- _Exercise aim_: Identify and copy all lines of the material where the string "time" is found.

"""

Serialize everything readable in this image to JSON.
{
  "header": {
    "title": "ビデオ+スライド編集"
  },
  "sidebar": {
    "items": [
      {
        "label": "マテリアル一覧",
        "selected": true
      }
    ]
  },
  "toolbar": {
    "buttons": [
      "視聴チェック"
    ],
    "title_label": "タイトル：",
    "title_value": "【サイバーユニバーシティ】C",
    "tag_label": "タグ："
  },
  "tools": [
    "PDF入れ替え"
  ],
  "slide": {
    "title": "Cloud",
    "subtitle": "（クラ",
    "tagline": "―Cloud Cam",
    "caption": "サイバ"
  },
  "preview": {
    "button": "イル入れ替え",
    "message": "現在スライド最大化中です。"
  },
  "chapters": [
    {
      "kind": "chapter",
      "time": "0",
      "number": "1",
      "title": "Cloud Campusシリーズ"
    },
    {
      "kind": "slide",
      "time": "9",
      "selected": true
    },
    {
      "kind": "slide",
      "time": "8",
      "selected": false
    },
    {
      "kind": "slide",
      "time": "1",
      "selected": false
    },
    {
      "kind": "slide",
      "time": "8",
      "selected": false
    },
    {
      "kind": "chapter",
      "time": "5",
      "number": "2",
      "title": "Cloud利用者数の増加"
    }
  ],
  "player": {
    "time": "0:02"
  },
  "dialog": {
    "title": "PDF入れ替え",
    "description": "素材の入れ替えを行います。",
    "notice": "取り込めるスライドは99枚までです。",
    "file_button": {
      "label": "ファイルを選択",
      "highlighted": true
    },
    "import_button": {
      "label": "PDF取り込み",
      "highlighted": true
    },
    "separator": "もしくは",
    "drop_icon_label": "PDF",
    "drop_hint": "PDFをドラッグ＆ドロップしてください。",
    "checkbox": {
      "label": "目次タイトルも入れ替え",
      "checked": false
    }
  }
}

"""

- _Solution_:
      "time": "0",
      "time": "9",
      "time": "8",
      "time": "1",
      "time": "8",
      "time": "5",
    "time": "0:02"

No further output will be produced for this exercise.